→ **WHAT THE TASK REQUIRES**: Every line below should be repeated exactly.

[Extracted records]
↓

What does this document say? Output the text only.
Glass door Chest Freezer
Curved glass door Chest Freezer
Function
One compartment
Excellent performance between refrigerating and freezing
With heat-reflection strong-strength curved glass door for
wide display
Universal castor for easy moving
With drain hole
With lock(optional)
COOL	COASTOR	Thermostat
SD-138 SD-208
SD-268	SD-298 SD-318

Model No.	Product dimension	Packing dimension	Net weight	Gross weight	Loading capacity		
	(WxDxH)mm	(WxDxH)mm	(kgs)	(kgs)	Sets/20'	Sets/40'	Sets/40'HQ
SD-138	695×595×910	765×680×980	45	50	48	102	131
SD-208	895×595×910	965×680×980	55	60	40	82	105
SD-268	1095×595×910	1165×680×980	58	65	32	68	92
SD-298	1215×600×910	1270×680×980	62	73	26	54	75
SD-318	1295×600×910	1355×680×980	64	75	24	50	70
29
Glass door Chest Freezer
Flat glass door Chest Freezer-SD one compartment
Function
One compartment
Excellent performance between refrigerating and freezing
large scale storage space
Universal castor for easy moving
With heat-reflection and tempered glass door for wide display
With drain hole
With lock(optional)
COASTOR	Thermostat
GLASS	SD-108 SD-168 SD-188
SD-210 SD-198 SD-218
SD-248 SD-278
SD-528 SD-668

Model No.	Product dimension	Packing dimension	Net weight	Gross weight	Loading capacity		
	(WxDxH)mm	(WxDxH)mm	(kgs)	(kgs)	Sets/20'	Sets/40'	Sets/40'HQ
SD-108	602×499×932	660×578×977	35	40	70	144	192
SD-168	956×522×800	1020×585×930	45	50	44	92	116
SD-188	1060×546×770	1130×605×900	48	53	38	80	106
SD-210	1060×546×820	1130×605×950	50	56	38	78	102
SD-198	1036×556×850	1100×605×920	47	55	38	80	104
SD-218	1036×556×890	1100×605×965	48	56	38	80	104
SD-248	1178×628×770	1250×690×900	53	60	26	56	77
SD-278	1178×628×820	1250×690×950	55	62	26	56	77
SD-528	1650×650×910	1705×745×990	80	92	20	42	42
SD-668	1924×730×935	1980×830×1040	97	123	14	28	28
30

↑

→ **EXERCISE RESULT**:
What does this document say? Output the text only.
Glass door Chest Freezer
Curved glass door Chest Freezer
Function
One compartment
Excellent performance between refrigerating and freezing
With heat-reflection strong-strength curved glass door for
wide display
Universal castor for easy moving
With drain hole
With lock(optional)
COOL	COASTOR	Thermostat
SD-138 SD-208
SD-268	SD-298 SD-318

Model No.	Product dimension	Packing dimension	Net weight	Gross weight	Loading capacity		
	(WxDxH)mm	(WxDxH)mm	(kgs)	(kgs)	Sets/20'	Sets/40'	Sets/40'HQ
SD-138	695×595×910	765×680×980	45	50	48	102	131
SD-208	895×595×910	965×680×980	55	60	40	82	105
SD-268	1095×595×910	1165×680×980	58	65	32	68	92
SD-298	1215×600×910	1270×680×980	62	73	26	54	75
SD-318	1295×600×910	1355×680×980	64	75	24	50	70
29
Glass door Chest Freezer
Flat glass door Chest Freezer-SD one compartment
Function
One compartment
Excellent performance between refrigerating and freezing
large scale storage space
Universal castor for easy moving
With heat-reflection and tempered glass door for wide display
With drain hole
With lock(optional)
COASTOR	Thermostat
GLASS	SD-108 SD-168 SD-188
SD-210 SD-198 SD-218
SD-248 SD-278
SD-528 SD-668

Model No.	Product dimension	Packing dimension	Net weight	Gross weight	Loading capacity		
	(WxDxH)mm	(WxDxH)mm	(kgs)	(kgs)	Sets/20'	Sets/40'	Sets/40'HQ
SD-108	602×499×932	660×578×977	35	40	70	144	192
SD-168	956×522×800	1020×585×930	45	50	44	92	116
SD-188	1060×546×770	1130×605×900	48	53	38	80	106
SD-210	1060×546×820	1130×605×950	50	56	38	78	102
SD-198	1036×556×850	1100×605×920	47	55	38	80	104
SD-218	1036×556×890	1100×605×965	48	56	38	80	104
SD-248	1178×628×770	1250×690×900	53	60	26	56	77
SD-278	1178×628×820	1250×690×950	55	62	26	56	77
SD-528	1650×650×910	1705×745×990	80	92	20	42	42
SD-668	1924×730×935	1980×830×1040	97	123	14	28	28
30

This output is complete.